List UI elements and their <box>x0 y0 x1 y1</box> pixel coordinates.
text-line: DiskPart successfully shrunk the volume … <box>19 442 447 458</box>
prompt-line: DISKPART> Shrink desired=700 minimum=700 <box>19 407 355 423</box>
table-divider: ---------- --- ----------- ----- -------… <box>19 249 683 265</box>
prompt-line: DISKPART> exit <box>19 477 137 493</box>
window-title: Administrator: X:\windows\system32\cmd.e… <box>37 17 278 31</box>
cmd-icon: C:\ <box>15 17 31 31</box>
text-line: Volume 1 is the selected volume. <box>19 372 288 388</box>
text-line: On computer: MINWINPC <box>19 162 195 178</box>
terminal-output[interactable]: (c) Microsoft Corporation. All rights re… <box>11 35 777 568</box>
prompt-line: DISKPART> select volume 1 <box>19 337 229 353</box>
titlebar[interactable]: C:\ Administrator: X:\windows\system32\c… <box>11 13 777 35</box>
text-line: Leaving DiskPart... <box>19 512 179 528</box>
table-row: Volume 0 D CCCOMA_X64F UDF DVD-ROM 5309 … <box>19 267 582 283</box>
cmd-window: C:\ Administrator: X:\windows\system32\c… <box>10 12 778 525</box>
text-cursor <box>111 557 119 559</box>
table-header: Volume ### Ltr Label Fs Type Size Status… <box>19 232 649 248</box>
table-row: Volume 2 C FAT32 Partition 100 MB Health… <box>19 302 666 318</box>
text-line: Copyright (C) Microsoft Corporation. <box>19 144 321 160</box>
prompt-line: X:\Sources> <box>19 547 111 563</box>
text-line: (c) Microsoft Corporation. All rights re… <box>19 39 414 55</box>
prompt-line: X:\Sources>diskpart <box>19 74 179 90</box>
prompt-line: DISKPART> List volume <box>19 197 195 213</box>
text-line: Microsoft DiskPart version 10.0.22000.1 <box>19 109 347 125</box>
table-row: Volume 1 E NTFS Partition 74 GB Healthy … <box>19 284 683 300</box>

_ _ _

### Written request
Pick out each line in the items above that contains the string "interactable", matching its case, and copy those lines in full.

### Solution to this task
terminal-output[interactable]: (c) Microsoft Corporation. All rights re… <box>11 35 777 568</box>
titlebar[interactable]: C:\ Administrator: X:\windows\system32\c… <box>11 13 777 35</box>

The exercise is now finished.